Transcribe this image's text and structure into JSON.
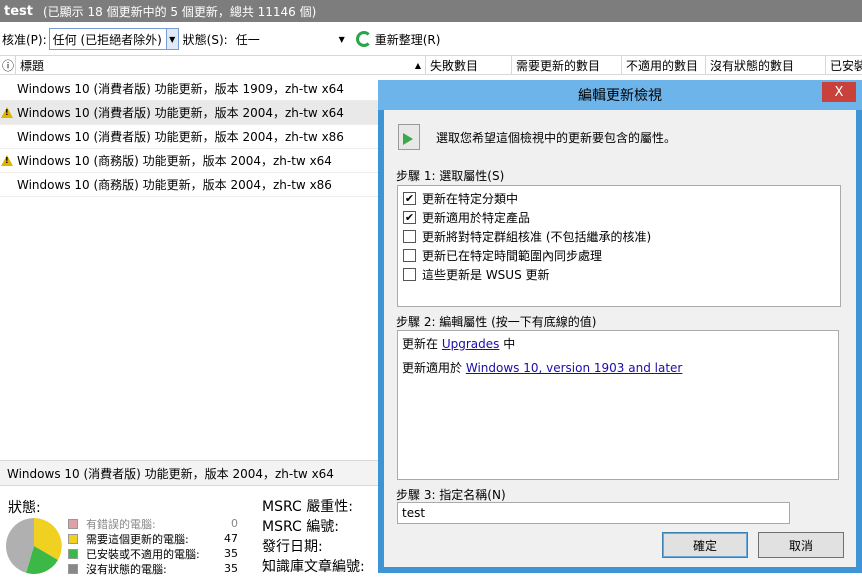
{
  "window": {
    "title": "test",
    "summary": "(已顯示 18 個更新中的 5 個更新，總共 11146 個)"
  },
  "toolbar": {
    "approval_label": "核准(P):",
    "approval_value": "任何 (已拒絕者除外)",
    "status_label": "狀態(S):",
    "status_value": "任一",
    "refresh_label": "重新整理(R)"
  },
  "columns": [
    "標題",
    "失敗數目",
    "需要更新的數目",
    "不適用的數目",
    "沒有狀態的數目",
    "已安裝"
  ],
  "rows": [
    {
      "title": "Windows 10 (消費者版) 功能更新，版本 1909，zh-tw x64",
      "warning": false,
      "selected": false
    },
    {
      "title": "Windows 10 (消費者版) 功能更新，版本 2004，zh-tw x64",
      "warning": true,
      "selected": true
    },
    {
      "title": "Windows 10 (消費者版) 功能更新，版本 2004，zh-tw x86",
      "warning": false,
      "selected": false
    },
    {
      "title": "Windows 10 (商務版) 功能更新，版本 2004，zh-tw x64",
      "warning": true,
      "selected": false
    },
    {
      "title": "Windows 10 (商務版) 功能更新，版本 2004，zh-tw x86",
      "warning": false,
      "selected": false
    }
  ],
  "detail": {
    "title": "Windows 10 (消費者版) 功能更新，版本 2004，zh-tw x64",
    "status_label": "狀態:",
    "legend": [
      {
        "label": "有錯誤的電腦:",
        "value": "0",
        "color": "#e0a0a8"
      },
      {
        "label": "需要這個更新的電腦:",
        "value": "47",
        "color": "#f0d020"
      },
      {
        "label": "已安裝或不適用的電腦:",
        "value": "35",
        "color": "#3cb846"
      },
      {
        "label": "沒有狀態的電腦:",
        "value": "35",
        "color": "#888888"
      }
    ],
    "msrc_severity": "MSRC 嚴重性:",
    "msrc_number": "MSRC 編號:",
    "release_date": "發行日期:",
    "kb_article": "知識庫文章編號:"
  },
  "dialog": {
    "title": "編輯更新檢視",
    "close_label": "X",
    "intro": "選取您希望這個檢視中的更新要包含的屬性。",
    "step1_label": "步驟 1: 選取屬性(S)",
    "properties": [
      {
        "label": "更新在特定分類中",
        "checked": true
      },
      {
        "label": "更新適用於特定產品",
        "checked": true
      },
      {
        "label": "更新將對特定群組核准 (不包括繼承的核准)",
        "checked": false
      },
      {
        "label": "更新已在特定時間範圍內同步處理",
        "checked": false
      },
      {
        "label": "這些更新是 WSUS 更新",
        "checked": false
      }
    ],
    "step2_label": "步驟 2: 編輯屬性 (按一下有底線的值)",
    "line1_prefix": "更新在",
    "line1_link": "Upgrades",
    "line1_suffix": "中",
    "line2_prefix": "更新適用於",
    "line2_link": "Windows 10, version 1903 and later",
    "step3_label": "步驟 3: 指定名稱(N)",
    "name_value": "test",
    "ok_label": "確定",
    "cancel_label": "取消"
  }
}
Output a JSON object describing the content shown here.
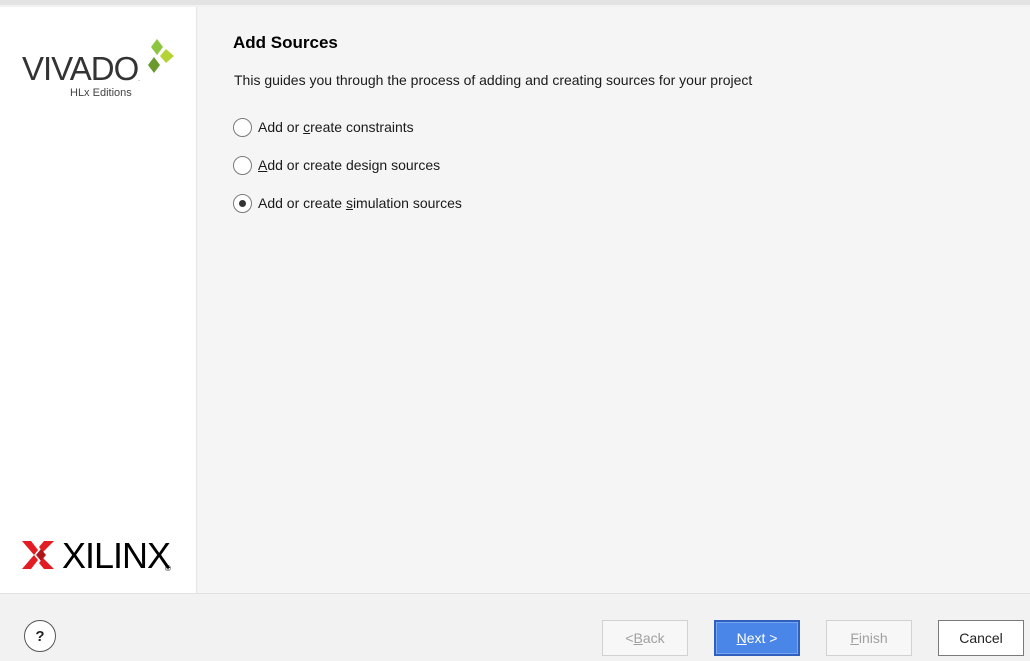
{
  "sidebar": {
    "vivado_logo": {
      "word": "VIVADO",
      "sub": "HLx Editions",
      "dot": "."
    },
    "xilinx_logo": {
      "word": "XILINX",
      "registered": "®"
    }
  },
  "main": {
    "title": "Add Sources",
    "description": "This guides you through the process of adding and creating sources for your project",
    "options": [
      {
        "pre": "Add or ",
        "mnemonic": "c",
        "post": "reate constraints",
        "selected": false
      },
      {
        "pre": "",
        "mnemonic": "A",
        "post": "dd or create design sources",
        "selected": false
      },
      {
        "pre": "Add or create ",
        "mnemonic": "s",
        "post": "imulation sources",
        "selected": true
      }
    ]
  },
  "footer": {
    "help_label": "?",
    "back": {
      "pre": "< ",
      "mnemonic": "B",
      "post": "ack",
      "enabled": false
    },
    "next": {
      "pre": "",
      "mnemonic": "N",
      "post": "ext >",
      "enabled": true
    },
    "finish": {
      "pre": "",
      "mnemonic": "F",
      "post": "inish",
      "enabled": false
    },
    "cancel": {
      "label": "Cancel",
      "enabled": true
    }
  },
  "colors": {
    "primary_button": "#4a86e8",
    "xilinx_red": "#e31c23",
    "vivado_green": "#8cc63f"
  },
  "icons": [
    "vivado-logo-mark",
    "xilinx-logo-mark",
    "help-icon"
  ]
}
-- -- --
● **TO BE DONE**:
Scan the listing above. Collect all lines with the word "MSRC".

● **SOLUTION FOR THIS EXERCISE**:
    "msrc_severity": "MSRC 嚴重性:",
    "msrc_number": "MSRC 編號:",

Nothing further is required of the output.